> **Task directions**: Check every line below for the word "store" and give only the number of lines where it appears.

> **Data supplied**:
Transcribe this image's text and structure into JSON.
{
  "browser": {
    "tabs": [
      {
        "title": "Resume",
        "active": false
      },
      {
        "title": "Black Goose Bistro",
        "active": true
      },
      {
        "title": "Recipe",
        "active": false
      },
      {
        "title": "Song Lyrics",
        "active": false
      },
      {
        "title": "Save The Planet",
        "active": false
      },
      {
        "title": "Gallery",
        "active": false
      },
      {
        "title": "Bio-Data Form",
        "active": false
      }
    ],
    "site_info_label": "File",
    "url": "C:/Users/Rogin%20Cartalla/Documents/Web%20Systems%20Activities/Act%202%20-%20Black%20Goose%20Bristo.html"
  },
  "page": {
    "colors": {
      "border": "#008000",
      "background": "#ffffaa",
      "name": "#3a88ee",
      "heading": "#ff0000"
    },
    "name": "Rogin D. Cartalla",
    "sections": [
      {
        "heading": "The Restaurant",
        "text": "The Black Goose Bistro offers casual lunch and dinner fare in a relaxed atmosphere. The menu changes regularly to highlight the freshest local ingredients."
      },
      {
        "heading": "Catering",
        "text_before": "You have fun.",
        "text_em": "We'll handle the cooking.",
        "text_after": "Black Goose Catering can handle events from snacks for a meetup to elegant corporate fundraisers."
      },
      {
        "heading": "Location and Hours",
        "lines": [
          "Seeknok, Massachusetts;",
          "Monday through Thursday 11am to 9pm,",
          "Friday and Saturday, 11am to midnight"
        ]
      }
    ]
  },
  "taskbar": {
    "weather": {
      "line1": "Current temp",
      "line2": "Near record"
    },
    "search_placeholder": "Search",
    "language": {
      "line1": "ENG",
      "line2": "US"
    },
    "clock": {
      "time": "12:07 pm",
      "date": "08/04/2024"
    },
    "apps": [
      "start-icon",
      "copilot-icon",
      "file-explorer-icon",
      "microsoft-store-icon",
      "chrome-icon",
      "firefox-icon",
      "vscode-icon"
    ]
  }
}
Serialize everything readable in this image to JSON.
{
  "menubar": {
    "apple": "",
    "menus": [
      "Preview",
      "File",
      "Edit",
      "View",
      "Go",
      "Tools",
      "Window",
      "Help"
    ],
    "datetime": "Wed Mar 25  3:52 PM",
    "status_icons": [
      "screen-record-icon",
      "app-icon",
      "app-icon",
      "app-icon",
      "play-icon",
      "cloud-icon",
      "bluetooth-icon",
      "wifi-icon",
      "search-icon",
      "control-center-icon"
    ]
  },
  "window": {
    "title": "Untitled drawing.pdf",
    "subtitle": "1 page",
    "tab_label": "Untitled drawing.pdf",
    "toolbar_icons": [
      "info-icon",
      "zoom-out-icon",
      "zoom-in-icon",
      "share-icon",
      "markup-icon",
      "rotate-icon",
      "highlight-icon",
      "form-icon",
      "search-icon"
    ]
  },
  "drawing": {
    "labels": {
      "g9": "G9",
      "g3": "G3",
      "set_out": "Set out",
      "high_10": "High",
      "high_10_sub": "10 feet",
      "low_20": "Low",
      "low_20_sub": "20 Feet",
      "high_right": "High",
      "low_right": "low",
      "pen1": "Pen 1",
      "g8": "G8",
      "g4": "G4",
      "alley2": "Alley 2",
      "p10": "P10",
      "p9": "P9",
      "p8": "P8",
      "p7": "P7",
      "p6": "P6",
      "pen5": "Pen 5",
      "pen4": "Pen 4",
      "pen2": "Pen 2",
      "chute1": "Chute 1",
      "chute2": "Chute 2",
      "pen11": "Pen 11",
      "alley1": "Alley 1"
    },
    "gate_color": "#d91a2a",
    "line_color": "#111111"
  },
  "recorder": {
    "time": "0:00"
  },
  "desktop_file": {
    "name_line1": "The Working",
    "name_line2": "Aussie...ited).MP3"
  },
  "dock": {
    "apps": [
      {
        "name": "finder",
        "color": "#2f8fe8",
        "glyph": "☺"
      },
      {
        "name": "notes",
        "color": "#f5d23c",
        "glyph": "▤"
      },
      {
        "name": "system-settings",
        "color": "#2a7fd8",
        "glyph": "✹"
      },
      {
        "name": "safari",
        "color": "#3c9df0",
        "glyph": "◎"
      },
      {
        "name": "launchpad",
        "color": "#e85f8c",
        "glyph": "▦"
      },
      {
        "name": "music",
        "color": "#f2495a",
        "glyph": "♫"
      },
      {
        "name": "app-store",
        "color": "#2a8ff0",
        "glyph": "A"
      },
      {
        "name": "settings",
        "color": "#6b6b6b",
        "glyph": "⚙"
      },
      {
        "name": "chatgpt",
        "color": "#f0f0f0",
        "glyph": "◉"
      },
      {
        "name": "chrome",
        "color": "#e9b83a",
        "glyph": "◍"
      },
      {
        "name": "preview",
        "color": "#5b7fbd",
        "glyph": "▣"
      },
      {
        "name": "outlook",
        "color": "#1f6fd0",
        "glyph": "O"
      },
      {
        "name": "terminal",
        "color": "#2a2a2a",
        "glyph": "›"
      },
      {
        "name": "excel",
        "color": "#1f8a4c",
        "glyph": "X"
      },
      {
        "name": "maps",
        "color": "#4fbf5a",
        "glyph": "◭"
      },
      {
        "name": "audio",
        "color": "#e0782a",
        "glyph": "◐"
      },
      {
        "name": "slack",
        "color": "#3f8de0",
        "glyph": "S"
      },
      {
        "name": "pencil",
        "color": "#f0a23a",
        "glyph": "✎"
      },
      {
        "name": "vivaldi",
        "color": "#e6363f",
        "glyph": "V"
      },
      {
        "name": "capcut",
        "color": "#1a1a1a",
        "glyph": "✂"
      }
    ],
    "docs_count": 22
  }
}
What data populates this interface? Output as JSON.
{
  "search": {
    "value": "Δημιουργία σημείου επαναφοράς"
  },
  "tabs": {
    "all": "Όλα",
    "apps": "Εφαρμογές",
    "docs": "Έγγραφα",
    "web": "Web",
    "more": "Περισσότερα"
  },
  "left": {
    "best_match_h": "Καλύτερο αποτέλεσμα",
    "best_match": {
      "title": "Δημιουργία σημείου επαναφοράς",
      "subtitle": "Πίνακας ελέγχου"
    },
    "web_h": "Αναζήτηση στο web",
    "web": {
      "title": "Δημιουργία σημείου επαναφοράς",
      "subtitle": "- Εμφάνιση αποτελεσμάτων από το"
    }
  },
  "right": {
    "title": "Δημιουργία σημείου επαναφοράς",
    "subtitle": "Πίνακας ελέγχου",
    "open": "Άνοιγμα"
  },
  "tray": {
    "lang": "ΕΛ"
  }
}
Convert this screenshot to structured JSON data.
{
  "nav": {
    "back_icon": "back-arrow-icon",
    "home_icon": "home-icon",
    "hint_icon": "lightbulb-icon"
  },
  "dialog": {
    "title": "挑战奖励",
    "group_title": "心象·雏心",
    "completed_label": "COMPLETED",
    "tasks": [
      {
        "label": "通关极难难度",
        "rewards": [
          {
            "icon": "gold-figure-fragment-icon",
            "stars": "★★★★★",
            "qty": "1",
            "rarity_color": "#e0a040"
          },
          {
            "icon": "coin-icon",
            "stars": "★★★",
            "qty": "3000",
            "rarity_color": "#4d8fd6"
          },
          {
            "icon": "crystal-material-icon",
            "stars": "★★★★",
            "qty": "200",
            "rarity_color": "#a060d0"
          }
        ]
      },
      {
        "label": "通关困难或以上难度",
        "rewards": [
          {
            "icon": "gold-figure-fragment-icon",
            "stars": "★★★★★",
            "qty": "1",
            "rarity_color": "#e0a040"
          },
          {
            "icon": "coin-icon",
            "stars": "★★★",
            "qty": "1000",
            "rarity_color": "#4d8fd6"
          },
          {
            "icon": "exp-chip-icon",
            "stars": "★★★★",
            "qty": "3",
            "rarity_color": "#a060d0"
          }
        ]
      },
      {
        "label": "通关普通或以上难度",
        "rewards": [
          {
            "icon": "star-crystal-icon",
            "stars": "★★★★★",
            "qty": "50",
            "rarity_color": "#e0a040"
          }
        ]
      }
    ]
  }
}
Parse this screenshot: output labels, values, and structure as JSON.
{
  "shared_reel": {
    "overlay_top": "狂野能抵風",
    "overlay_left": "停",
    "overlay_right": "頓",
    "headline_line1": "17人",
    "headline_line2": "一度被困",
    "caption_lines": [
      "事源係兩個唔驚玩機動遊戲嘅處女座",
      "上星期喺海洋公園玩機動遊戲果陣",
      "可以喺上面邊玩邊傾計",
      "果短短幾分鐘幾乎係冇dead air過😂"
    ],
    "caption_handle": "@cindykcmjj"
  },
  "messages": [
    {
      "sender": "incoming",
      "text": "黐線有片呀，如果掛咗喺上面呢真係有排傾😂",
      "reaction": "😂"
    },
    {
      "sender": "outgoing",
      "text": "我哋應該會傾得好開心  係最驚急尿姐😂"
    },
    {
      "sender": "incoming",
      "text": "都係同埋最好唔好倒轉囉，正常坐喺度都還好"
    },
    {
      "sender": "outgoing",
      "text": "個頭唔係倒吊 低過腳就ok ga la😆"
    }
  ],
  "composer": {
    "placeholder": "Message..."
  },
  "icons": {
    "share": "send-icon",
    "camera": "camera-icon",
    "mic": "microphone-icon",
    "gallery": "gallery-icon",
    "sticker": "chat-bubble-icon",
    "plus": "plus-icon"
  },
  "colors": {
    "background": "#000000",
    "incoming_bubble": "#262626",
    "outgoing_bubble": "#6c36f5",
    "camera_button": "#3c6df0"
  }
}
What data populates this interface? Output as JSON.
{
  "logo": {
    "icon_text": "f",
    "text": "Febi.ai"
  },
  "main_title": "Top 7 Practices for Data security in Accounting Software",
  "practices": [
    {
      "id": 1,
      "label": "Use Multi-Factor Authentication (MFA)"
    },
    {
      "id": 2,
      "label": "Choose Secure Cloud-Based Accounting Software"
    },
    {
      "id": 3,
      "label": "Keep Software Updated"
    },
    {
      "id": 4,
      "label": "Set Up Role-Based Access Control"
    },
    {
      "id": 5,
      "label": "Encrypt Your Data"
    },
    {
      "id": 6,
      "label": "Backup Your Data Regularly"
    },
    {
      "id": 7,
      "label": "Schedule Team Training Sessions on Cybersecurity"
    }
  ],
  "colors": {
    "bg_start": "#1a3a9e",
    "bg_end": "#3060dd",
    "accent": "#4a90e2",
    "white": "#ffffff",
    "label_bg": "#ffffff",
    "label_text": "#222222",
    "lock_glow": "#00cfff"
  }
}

> **Solution to this problem**: 2